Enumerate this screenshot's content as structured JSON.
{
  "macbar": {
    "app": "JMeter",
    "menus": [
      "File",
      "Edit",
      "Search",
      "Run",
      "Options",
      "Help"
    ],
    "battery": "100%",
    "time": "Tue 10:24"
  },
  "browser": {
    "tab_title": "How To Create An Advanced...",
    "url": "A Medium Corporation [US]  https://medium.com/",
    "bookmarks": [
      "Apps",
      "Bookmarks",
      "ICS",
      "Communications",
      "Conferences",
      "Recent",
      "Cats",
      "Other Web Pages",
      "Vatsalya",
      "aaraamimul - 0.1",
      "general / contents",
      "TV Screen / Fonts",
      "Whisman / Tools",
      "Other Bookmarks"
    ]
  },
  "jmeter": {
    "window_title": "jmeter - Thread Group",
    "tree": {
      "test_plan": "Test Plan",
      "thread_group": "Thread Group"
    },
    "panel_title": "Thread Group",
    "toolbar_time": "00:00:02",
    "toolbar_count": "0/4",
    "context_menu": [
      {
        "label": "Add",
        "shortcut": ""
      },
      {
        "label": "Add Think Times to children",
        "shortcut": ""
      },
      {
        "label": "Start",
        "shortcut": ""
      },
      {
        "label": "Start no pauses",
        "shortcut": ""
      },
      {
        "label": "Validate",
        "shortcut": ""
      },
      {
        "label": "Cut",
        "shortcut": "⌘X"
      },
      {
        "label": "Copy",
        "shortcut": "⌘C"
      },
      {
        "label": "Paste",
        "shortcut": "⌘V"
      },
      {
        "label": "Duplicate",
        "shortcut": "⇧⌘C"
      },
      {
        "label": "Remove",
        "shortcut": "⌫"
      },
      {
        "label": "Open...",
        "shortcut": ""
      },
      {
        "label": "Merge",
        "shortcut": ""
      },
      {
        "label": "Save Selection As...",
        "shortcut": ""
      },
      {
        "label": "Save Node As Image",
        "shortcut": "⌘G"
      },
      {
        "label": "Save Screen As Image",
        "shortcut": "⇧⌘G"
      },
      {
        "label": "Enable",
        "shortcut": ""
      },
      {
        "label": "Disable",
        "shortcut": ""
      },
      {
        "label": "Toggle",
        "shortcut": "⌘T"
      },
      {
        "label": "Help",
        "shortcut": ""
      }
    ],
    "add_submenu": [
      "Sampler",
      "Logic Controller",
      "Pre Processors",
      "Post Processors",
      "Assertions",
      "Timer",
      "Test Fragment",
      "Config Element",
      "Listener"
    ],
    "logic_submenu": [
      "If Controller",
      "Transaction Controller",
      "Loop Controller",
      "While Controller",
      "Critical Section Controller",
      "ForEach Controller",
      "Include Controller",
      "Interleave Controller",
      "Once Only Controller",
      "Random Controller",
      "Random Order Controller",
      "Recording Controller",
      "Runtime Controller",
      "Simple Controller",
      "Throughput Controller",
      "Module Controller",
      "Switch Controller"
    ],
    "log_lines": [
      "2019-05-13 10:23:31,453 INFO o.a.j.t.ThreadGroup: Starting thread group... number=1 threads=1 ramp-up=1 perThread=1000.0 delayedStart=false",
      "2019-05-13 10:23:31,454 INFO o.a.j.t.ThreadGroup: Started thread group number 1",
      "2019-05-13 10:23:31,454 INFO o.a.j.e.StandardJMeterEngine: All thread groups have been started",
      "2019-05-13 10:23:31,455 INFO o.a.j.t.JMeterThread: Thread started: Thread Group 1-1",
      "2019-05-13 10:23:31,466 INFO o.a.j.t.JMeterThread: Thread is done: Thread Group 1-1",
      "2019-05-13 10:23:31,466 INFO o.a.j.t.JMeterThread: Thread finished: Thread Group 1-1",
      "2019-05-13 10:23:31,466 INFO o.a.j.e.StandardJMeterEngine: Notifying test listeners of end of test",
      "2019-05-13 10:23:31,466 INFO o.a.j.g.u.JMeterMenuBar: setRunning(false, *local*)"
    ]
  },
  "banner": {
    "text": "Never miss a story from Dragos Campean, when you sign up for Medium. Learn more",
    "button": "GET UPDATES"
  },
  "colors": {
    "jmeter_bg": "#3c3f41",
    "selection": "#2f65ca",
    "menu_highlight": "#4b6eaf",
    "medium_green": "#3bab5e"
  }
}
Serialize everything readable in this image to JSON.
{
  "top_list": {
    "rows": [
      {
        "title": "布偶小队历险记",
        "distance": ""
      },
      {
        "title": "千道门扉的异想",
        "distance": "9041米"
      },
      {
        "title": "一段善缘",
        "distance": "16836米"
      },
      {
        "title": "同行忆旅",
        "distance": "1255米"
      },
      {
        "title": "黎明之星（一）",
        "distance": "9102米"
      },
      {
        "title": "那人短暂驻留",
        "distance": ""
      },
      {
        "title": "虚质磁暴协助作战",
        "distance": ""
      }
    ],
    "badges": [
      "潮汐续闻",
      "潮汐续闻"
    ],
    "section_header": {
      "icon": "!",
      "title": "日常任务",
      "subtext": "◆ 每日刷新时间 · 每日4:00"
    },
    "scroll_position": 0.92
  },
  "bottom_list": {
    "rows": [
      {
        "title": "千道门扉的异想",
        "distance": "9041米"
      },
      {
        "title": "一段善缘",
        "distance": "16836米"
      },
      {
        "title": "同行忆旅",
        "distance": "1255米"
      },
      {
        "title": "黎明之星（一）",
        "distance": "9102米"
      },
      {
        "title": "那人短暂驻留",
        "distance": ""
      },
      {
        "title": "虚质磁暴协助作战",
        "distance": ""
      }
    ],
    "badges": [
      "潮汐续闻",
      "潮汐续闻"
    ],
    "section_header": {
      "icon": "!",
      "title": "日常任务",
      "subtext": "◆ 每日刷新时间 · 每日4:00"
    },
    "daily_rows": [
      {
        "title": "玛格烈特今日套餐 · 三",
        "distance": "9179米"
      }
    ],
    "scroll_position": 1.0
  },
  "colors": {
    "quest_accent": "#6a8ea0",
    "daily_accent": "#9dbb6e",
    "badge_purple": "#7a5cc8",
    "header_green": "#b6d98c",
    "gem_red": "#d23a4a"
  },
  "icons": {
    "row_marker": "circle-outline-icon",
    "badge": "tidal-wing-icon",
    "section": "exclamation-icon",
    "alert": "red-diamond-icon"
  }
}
:::::
Extract each record, keeping it identical to the original.

• TASK RESPONSE
Enumerate this screenshot's content as structured JSON.
{
  "macbar": {
    "app": "JMeter",
    "menus": [
      "File",
      "Edit",
      "Search",
      "Run",
      "Options",
      "Help"
    ],
    "battery": "100%",
    "time": "Tue 10:24"
  },
  "browser": {
    "tab_title": "How To Create An Advanced...",
    "url": "A Medium Corporation [US]  https://medium.com/",
    "bookmarks": [
      "Apps",
      "Bookmarks",
      "ICS",
      "Communications",
      "Conferences",
      "Recent",
      "Cats",
      "Other Web Pages",
      "Vatsalya",
      "aaraamimul - 0.1",
      "general / contents",
      "TV Screen / Fonts",
      "Whisman / Tools",
      "Other Bookmarks"
    ]
  },
  "jmeter": {
    "window_title": "jmeter - Thread Group",
    "tree": {
      "test_plan": "Test Plan",
      "thread_group": "Thread Group"
    },
    "panel_title": "Thread Group",
    "toolbar_time": "00:00:02",
    "toolbar_count": "0/4",
    "context_menu": [
      {
        "label": "Add",
        "shortcut": ""
      },
      {
        "label": "Add Think Times to children",
        "shortcut": ""
      },
      {
        "label": "Start",
        "shortcut": ""
      },
      {
        "label": "Start no pauses",
        "shortcut": ""
      },
      {
        "label": "Validate",
        "shortcut": ""
      },
      {
        "label": "Cut",
        "shortcut": "⌘X"
      },
      {
        "label": "Copy",
        "shortcut": "⌘C"
      },
      {
        "label": "Paste",
        "shortcut": "⌘V"
      },
      {
        "label": "Duplicate",
        "shortcut": "⇧⌘C"
      },
      {
        "label": "Remove",
        "shortcut": "⌫"
      },
      {
        "label": "Open...",
        "shortcut": ""
      },
      {
        "label": "Merge",
        "shortcut": ""
      },
      {
        "label": "Save Selection As...",
        "shortcut": ""
      },
      {
        "label": "Save Node As Image",
        "shortcut": "⌘G"
      },
      {
        "label": "Save Screen As Image",
        "shortcut": "⇧⌘G"
      },
      {
        "label": "Enable",
        "shortcut": ""
      },
      {
        "label": "Disable",
        "shortcut": ""
      },
      {
        "label": "Toggle",
        "shortcut": "⌘T"
      },
      {
        "label": "Help",
        "shortcut": ""
      }
    ],
    "add_submenu": [
      "Sampler",
      "Logic Controller",
      "Pre Processors",
      "Post Processors",
      "Assertions",
      "Timer",
      "Test Fragment",
      "Config Element",
      "Listener"
    ],
    "logic_submenu": [
      "If Controller",
      "Transaction Controller",
      "Loop Controller",
      "While Controller",
      "Critical Section Controller",
      "ForEach Controller",
      "Include Controller",
      "Interleave Controller",
      "Once Only Controller",
      "Random Controller",
      "Random Order Controller",
      "Recording Controller",
      "Runtime Controller",
      "Simple Controller",
      "Throughput Controller",
      "Module Controller",
      "Switch Controller"
    ],
    "log_lines": [
      "2019-05-13 10:23:31,453 INFO o.a.j.t.ThreadGroup: Starting thread group... number=1 threads=1 ramp-up=1 perThread=1000.0 delayedStart=false",
      "2019-05-13 10:23:31,454 INFO o.a.j.t.ThreadGroup: Started thread group number 1",
      "2019-05-13 10:23:31,454 INFO o.a.j.e.StandardJMeterEngine: All thread groups have been started",
      "2019-05-13 10:23:31,455 INFO o.a.j.t.JMeterThread: Thread started: Thread Group 1-1",
      "2019-05-13 10:23:31,466 INFO o.a.j.t.JMeterThread: Thread is done: Thread Group 1-1",
      "2019-05-13 10:23:31,466 INFO o.a.j.t.JMeterThread: Thread finished: Thread Group 1-1",
      "2019-05-13 10:23:31,466 INFO o.a.j.e.StandardJMeterEngine: Notifying test listeners of end of test",
      "2019-05-13 10:23:31,466 INFO o.a.j.g.u.JMeterMenuBar: setRunning(false, *local*)"
    ]
  },
  "banner": {
    "text": "Never miss a story from Dragos Campean, when you sign up for Medium. Learn more",
    "button": "GET UPDATES"
  },
  "colors": {
    "jmeter_bg": "#3c3f41",
    "selection": "#2f65ca",
    "menu_highlight": "#4b6eaf",
    "medium_green": "#3bab5e"
  }
}
Serialize everything readable in this image to JSON.
{
  "top_list": {
    "rows": [
      {
        "title": "布偶小队历险记",
        "distance": ""
      },
      {
        "title": "千道门扉的异想",
        "distance": "9041米"
      },
      {
        "title": "一段善缘",
        "distance": "16836米"
      },
      {
        "title": "同行忆旅",
        "distance": "1255米"
      },
      {
        "title": "黎明之星（一）",
        "distance": "9102米"
      },
      {
        "title": "那人短暂驻留",
        "distance": ""
      },
      {
        "title": "虚质磁暴协助作战",
        "distance": ""
      }
    ],
    "badges": [
      "潮汐续闻",
      "潮汐续闻"
    ],
    "section_header": {
      "icon": "!",
      "title": "日常任务",
      "subtext": "◆ 每日刷新时间 · 每日4:00"
    },
    "scroll_position": 0.92
  },
  "bottom_list": {
    "rows": [
      {
        "title": "千道门扉的异想",
        "distance": "9041米"
      },
      {
        "title": "一段善缘",
        "distance": "16836米"
      },
      {
        "title": "同行忆旅",
        "distance": "1255米"
      },
      {
        "title": "黎明之星（一）",
        "distance": "9102米"
      },
      {
        "title": "那人短暂驻留",
        "distance": ""
      },
      {
        "title": "虚质磁暴协助作战",
        "distance": ""
      }
    ],
    "badges": [
      "潮汐续闻",
      "潮汐续闻"
    ],
    "section_header": {
      "icon": "!",
      "title": "日常任务",
      "subtext": "◆ 每日刷新时间 · 每日4:00"
    },
    "daily_rows": [
      {
        "title": "玛格烈特今日套餐 · 三",
        "distance": "9179米"
      }
    ],
    "scroll_position": 1.0
  },
  "colors": {
    "quest_accent": "#6a8ea0",
    "daily_accent": "#9dbb6e",
    "badge_purple": "#7a5cc8",
    "header_green": "#b6d98c",
    "gem_red": "#d23a4a"
  },
  "icons": {
    "row_marker": "circle-outline-icon",
    "badge": "tidal-wing-icon",
    "section": "exclamation-icon",
    "alert": "red-diamond-icon"
  }
}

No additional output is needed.